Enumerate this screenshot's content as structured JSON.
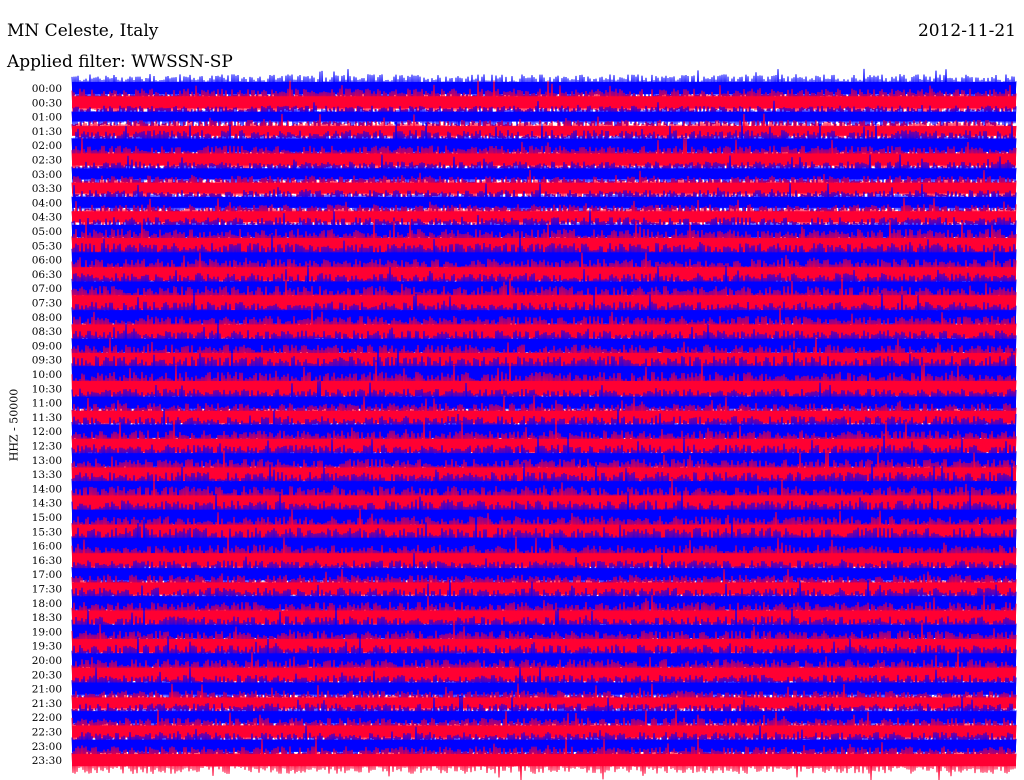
{
  "header": {
    "station": "MN Celeste, Italy",
    "date": "2012-11-21",
    "filter": "Applied filter: WWSSN-SP"
  },
  "colors": {
    "trace_a": "#0000ff",
    "trace_b": "#ff0033",
    "background": "#ffffff"
  },
  "chart_data": {
    "type": "line",
    "title": "MN Celeste, Italy",
    "subtitle": "Applied filter: WWSSN-SP",
    "date": "2012-11-21",
    "ylabel": "HHZ - 50000",
    "xlabel": "",
    "row_interval_minutes": 30,
    "row_labels": [
      "00:00",
      "00:30",
      "01:00",
      "01:30",
      "02:00",
      "02:30",
      "03:00",
      "03:30",
      "04:00",
      "04:30",
      "05:00",
      "05:30",
      "06:00",
      "06:30",
      "07:00",
      "07:30",
      "08:00",
      "08:30",
      "09:00",
      "09:30",
      "10:00",
      "10:30",
      "11:00",
      "11:30",
      "12:00",
      "12:30",
      "13:00",
      "13:30",
      "14:00",
      "14:30",
      "15:00",
      "15:30",
      "16:00",
      "16:30",
      "17:00",
      "17:30",
      "18:00",
      "18:30",
      "19:00",
      "19:30",
      "20:00",
      "20:30",
      "21:00",
      "21:30",
      "22:00",
      "22:30",
      "23:00",
      "23:30"
    ],
    "series": [
      {
        "color": "#0000ff",
        "rows": "even (00:00, 01:00, 02:00, ...)"
      },
      {
        "color": "#ff0033",
        "rows": "odd (00:30, 01:30, 02:30, ...)"
      }
    ],
    "relative_amplitude": [
      1.0,
      1.0,
      0.8,
      0.8,
      1.1,
      1.0,
      0.9,
      0.9,
      0.9,
      0.9,
      1.0,
      1.2,
      1.2,
      1.1,
      1.1,
      1.2,
      1.1,
      1.1,
      1.1,
      1.1,
      1.3,
      1.2,
      1.0,
      1.0,
      1.1,
      1.1,
      1.1,
      1.1,
      1.2,
      1.2,
      1.2,
      1.1,
      1.3,
      1.1,
      1.0,
      1.0,
      1.1,
      1.1,
      1.1,
      1.1,
      1.1,
      1.1,
      1.0,
      0.9,
      1.0,
      1.0,
      1.0,
      1.0
    ],
    "grid": false,
    "legend": "none"
  }
}
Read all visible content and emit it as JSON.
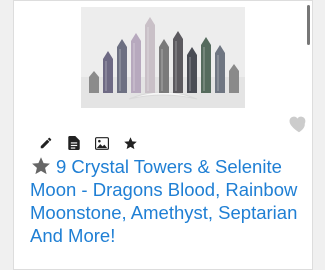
{
  "listing": {
    "title": "9 Crystal Towers & Selenite Moon - Dragons Blood, Rainbow Moonstone, Amethyst, Septarian And More!",
    "image_icon": "photo",
    "favorite_icon": "heart-icon",
    "title_badge_icon": "star-icon",
    "toolbar": [
      {
        "icon": "pencil-icon"
      },
      {
        "icon": "document-icon"
      },
      {
        "icon": "image-icon"
      },
      {
        "icon": "star-icon"
      }
    ]
  },
  "colors": {
    "title": "#1f7fd4",
    "icon": "#222222",
    "heart": "#cccccc",
    "star": "#666666"
  }
}
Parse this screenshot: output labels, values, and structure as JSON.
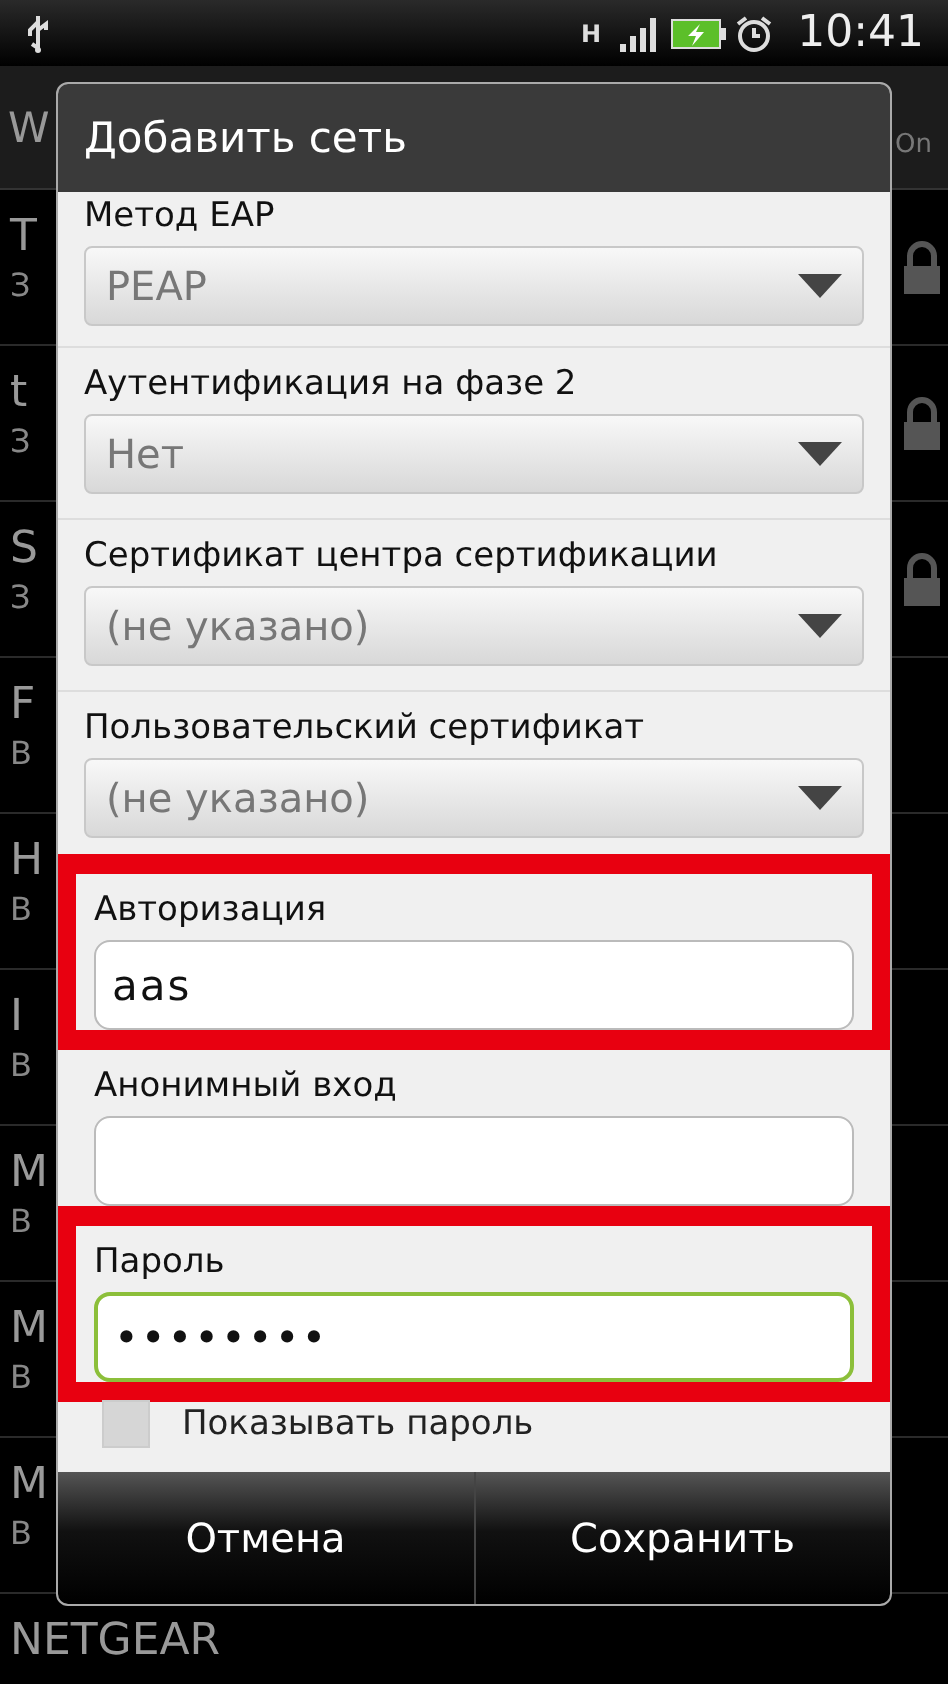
{
  "status_bar": {
    "network": "H",
    "time": "10:41"
  },
  "background": {
    "header": {
      "title": "W",
      "toggle": "On"
    },
    "rows": [
      {
        "title": "T",
        "subtitle": "З",
        "locked": true
      },
      {
        "title": "t",
        "subtitle": "З",
        "locked": true
      },
      {
        "title": "S",
        "subtitle": "З",
        "locked": true
      },
      {
        "title": "F",
        "subtitle": "В",
        "locked": false
      },
      {
        "title": "H",
        "subtitle": "В",
        "locked": false
      },
      {
        "title": "I",
        "subtitle": "В",
        "locked": false
      },
      {
        "title": "M",
        "subtitle": "В",
        "locked": false
      },
      {
        "title": "M",
        "subtitle": "В",
        "locked": false
      },
      {
        "title": "M",
        "subtitle": "В",
        "locked": false
      },
      {
        "title": "NETGEAR",
        "subtitle": "",
        "locked": false
      }
    ]
  },
  "dialog": {
    "title": "Добавить сеть",
    "fields": [
      {
        "kind": "spinner",
        "label": "Метод EAP",
        "value": "PEAP",
        "highlighted": false
      },
      {
        "kind": "spinner",
        "label": "Аутентификация на фазе 2",
        "value": "Нет",
        "highlighted": false
      },
      {
        "kind": "spinner",
        "label": "Сертификат центра сертификации",
        "value": "(не указано)",
        "highlighted": false
      },
      {
        "kind": "spinner",
        "label": "Пользовательский сертификат",
        "value": "(не указано)",
        "highlighted": false
      },
      {
        "kind": "text",
        "label": "Авторизация",
        "value": "aas",
        "highlighted": true,
        "focused": false
      },
      {
        "kind": "text",
        "label": "Анонимный вход",
        "highlighted": false,
        "focused": false
      },
      {
        "kind": "text",
        "label": "Пароль",
        "value": "••••••••",
        "highlighted": true,
        "focused": true
      },
      {
        "kind": "checkbox",
        "label": "Показывать пароль",
        "checked": false
      }
    ],
    "buttons": [
      "Отмена",
      "Сохранить"
    ]
  }
}
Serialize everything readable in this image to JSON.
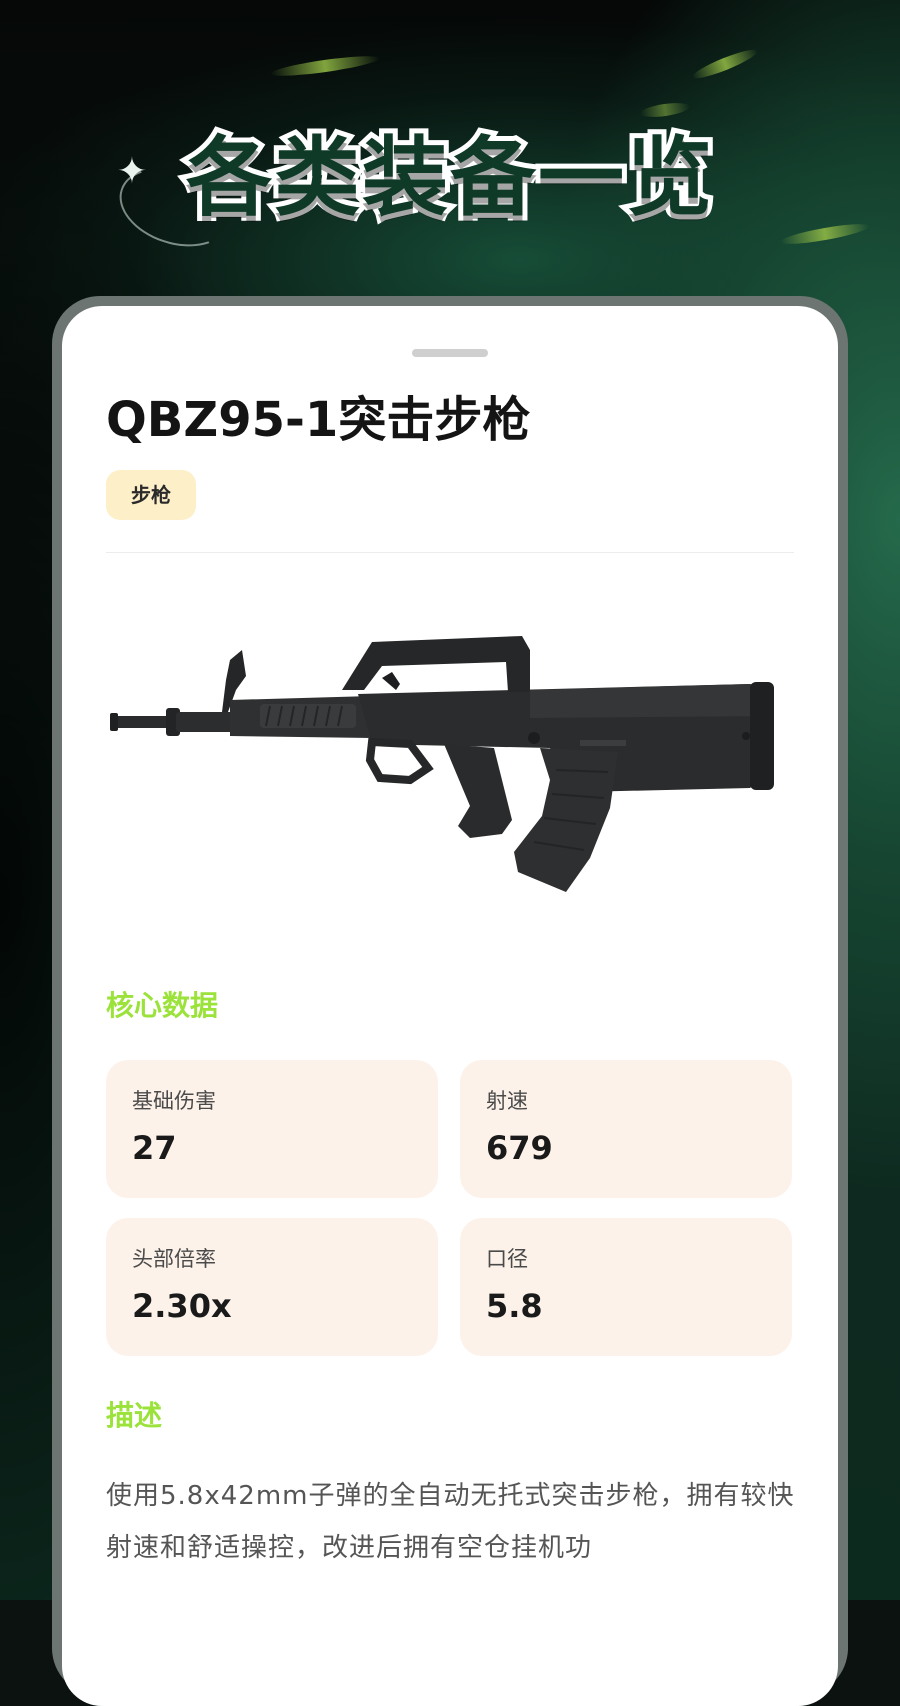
{
  "banner": {
    "title": "各类装备一览"
  },
  "weapon": {
    "name": "QBZ95-1突击步枪",
    "tag": "步枪",
    "image_icon": "rifle-image"
  },
  "core_data": {
    "heading": "核心数据",
    "stats": [
      {
        "label": "基础伤害",
        "value": "27"
      },
      {
        "label": "射速",
        "value": "679"
      },
      {
        "label": "头部倍率",
        "value": "2.30x"
      },
      {
        "label": "口径",
        "value": "5.8"
      }
    ]
  },
  "description": {
    "heading": "描述",
    "text": "使用5.8x42mm子弹的全自动无托式突击步枪，拥有较快射速和舒适操控，改进后拥有空仓挂机功"
  },
  "colors": {
    "accent_green": "#9be23a",
    "stat_bg": "#fdf2e9",
    "tag_bg": "#fdf0c9"
  }
}
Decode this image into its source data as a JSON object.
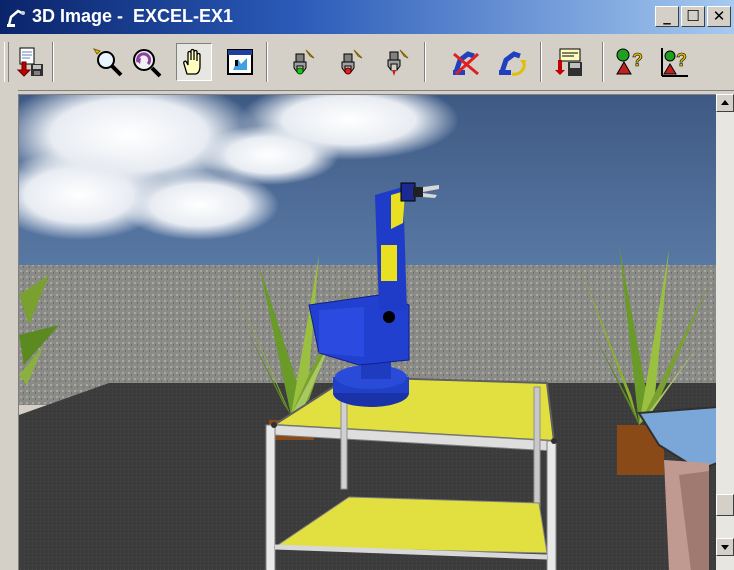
{
  "window": {
    "title": "3D Image -  EXCEL-EX1",
    "minimize_glyph": "_",
    "maximize_glyph": "☐",
    "close_glyph": "✕"
  },
  "toolbar": {
    "buttons": [
      {
        "name": "save-image-button",
        "icon": "page-arrow-disk-icon"
      },
      {
        "name": "zoom-button",
        "icon": "magnifier-icon"
      },
      {
        "name": "rotate-view-button",
        "icon": "magnifier-rotate-icon"
      },
      {
        "name": "pan-hand-button",
        "icon": "hand-icon",
        "pressed": true
      },
      {
        "name": "fit-view-button",
        "icon": "fit-window-icon"
      },
      {
        "name": "gripper-green-button",
        "icon": "gripper-green-icon"
      },
      {
        "name": "gripper-red-button",
        "icon": "gripper-red-icon"
      },
      {
        "name": "gripper-down-button",
        "icon": "gripper-down-icon"
      },
      {
        "name": "robot-cancel-button",
        "icon": "robot-cancel-icon"
      },
      {
        "name": "robot-cycle-button",
        "icon": "robot-cycle-icon"
      },
      {
        "name": "export-button",
        "icon": "export-disk-icon"
      },
      {
        "name": "query-shapes-button",
        "icon": "shapes-question-icon"
      },
      {
        "name": "query-chart-button",
        "icon": "chart-question-icon"
      }
    ]
  },
  "colors": {
    "title_gradient_start": "#0a246a",
    "title_gradient_end": "#a6caf0",
    "robot_blue": "#1f3fcf",
    "robot_yellow": "#e8e020",
    "table_top": "#e2e040",
    "sky": "#4c6a94",
    "floor": "#3e3e3e"
  }
}
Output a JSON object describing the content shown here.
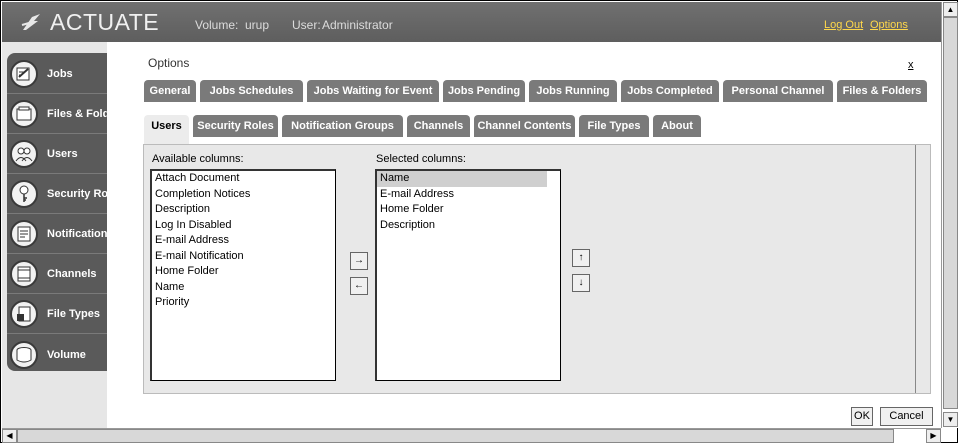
{
  "header": {
    "brand": "ACTUATE",
    "volume_label": "Volume:",
    "volume_value": "urup",
    "user_label": "User:",
    "user_value": "Administrator",
    "logout": "Log Out",
    "options": "Options",
    "accent_color": "#ffd84a"
  },
  "sidebar": {
    "items": [
      {
        "label": "Jobs",
        "icon": "jobs-icon"
      },
      {
        "label": "Files & Folders",
        "icon": "folder-icon"
      },
      {
        "label": "Users",
        "icon": "users-icon"
      },
      {
        "label": "Security Roles",
        "icon": "key-icon"
      },
      {
        "label": "Notification Groups",
        "icon": "notification-icon"
      },
      {
        "label": "Channels",
        "icon": "channels-icon"
      },
      {
        "label": "File Types",
        "icon": "file-types-icon"
      },
      {
        "label": "Volume",
        "icon": "volume-icon"
      }
    ]
  },
  "main": {
    "title": "Options",
    "close": "x",
    "tabs_row1": [
      "General",
      "Jobs Schedules",
      "Jobs Waiting for Event",
      "Jobs Pending",
      "Jobs Running",
      "Jobs Completed",
      "Personal Channel",
      "Files & Folders"
    ],
    "tabs_row2": [
      "Users",
      "Security Roles",
      "Notification Groups",
      "Channels",
      "Channel Contents",
      "File Types",
      "About"
    ],
    "active_tab": "Users",
    "available_label": "Available columns:",
    "selected_label": "Selected columns:",
    "available_columns": [
      "Attach Document",
      "Completion Notices",
      "Description",
      "Log In Disabled",
      "E-mail Address",
      "E-mail Notification",
      "Home Folder",
      "Name",
      "Priority"
    ],
    "selected_columns": [
      "Name",
      "E-mail Address",
      "Home Folder",
      "Description"
    ],
    "selected_highlight": "Name",
    "add_arrow": "→",
    "remove_arrow": "←",
    "up_arrow": "↑",
    "down_arrow": "↓",
    "ok": "OK",
    "cancel": "Cancel"
  }
}
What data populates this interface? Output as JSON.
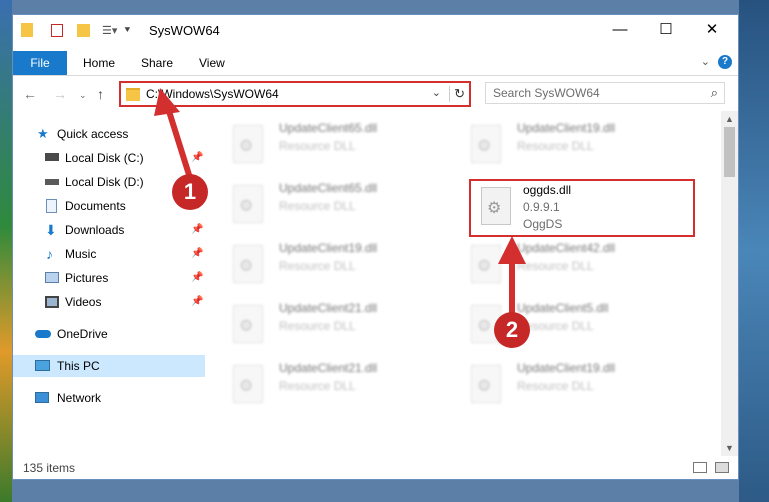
{
  "window": {
    "title": "SysWOW64"
  },
  "ribbon": {
    "file": "File",
    "tabs": [
      "Home",
      "Share",
      "View"
    ]
  },
  "address": {
    "path": "C:\\Windows\\SysWOW64"
  },
  "search": {
    "placeholder": "Search SysWOW64"
  },
  "sidebar": {
    "items": [
      {
        "label": "Quick access",
        "icon": "star-icon"
      },
      {
        "label": "Local Disk (C:)",
        "icon": "drive-icon",
        "pinned": true
      },
      {
        "label": "Local Disk (D:)",
        "icon": "drive-icon"
      },
      {
        "label": "Documents",
        "icon": "documents-icon",
        "pinned": true
      },
      {
        "label": "Downloads",
        "icon": "downloads-icon",
        "pinned": true
      },
      {
        "label": "Music",
        "icon": "music-icon",
        "pinned": true
      },
      {
        "label": "Pictures",
        "icon": "pictures-icon",
        "pinned": true
      },
      {
        "label": "Videos",
        "icon": "videos-icon",
        "pinned": true
      },
      {
        "label": "OneDrive",
        "icon": "cloud-icon"
      },
      {
        "label": "This PC",
        "icon": "pc-icon",
        "selected": true
      },
      {
        "label": "Network",
        "icon": "network-icon"
      }
    ]
  },
  "files": {
    "left": [
      {
        "name": "UpdateClient65.dll",
        "type": "Resource DLL"
      },
      {
        "name": "UpdateClient65.dll",
        "type": "Resource DLL"
      },
      {
        "name": "UpdateClient19.dll",
        "type": "Resource DLL"
      },
      {
        "name": "UpdateClient21.dll",
        "type": "Resource DLL"
      },
      {
        "name": "UpdateClient21.dll",
        "type": "Resource DLL"
      }
    ],
    "right": [
      {
        "name": "UpdateClient19.dll",
        "type": "Resource DLL"
      },
      {
        "name": "UpdateClient42.dll",
        "type": "Resource DLL"
      },
      {
        "name": "UpdateClient5.dll",
        "type": "Resource DLL"
      },
      {
        "name": "UpdateClient19.dll",
        "type": "Resource DLL"
      }
    ],
    "highlighted": {
      "name": "oggds.dll",
      "version": "0.9.9.1",
      "description": "OggDS"
    }
  },
  "status": {
    "count": "135 items"
  },
  "annotations": {
    "badge1": "1",
    "badge2": "2"
  },
  "colors": {
    "accent": "#1979ca",
    "highlight": "#d32f2f",
    "selected": "#cce8ff"
  }
}
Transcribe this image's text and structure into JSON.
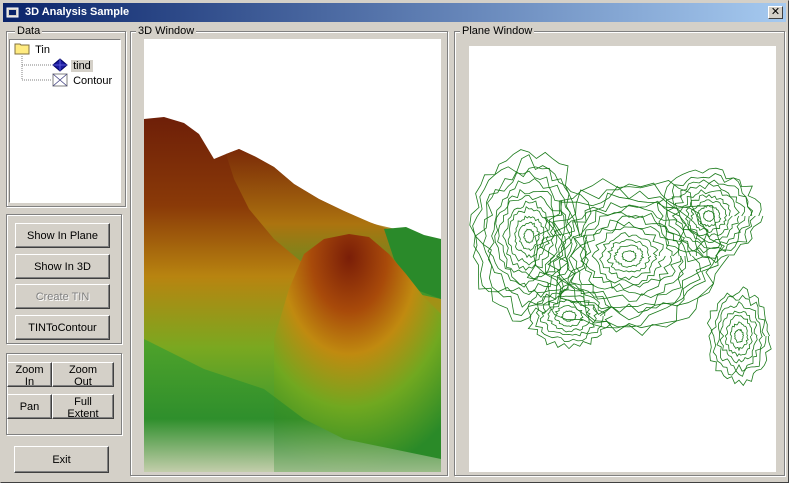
::::::
__REQUEST__
Whichever lines contain the string "Roles", select and copy them.

__WORKED ANSWER__
        "label": "Security Roles",
      "Security Roles",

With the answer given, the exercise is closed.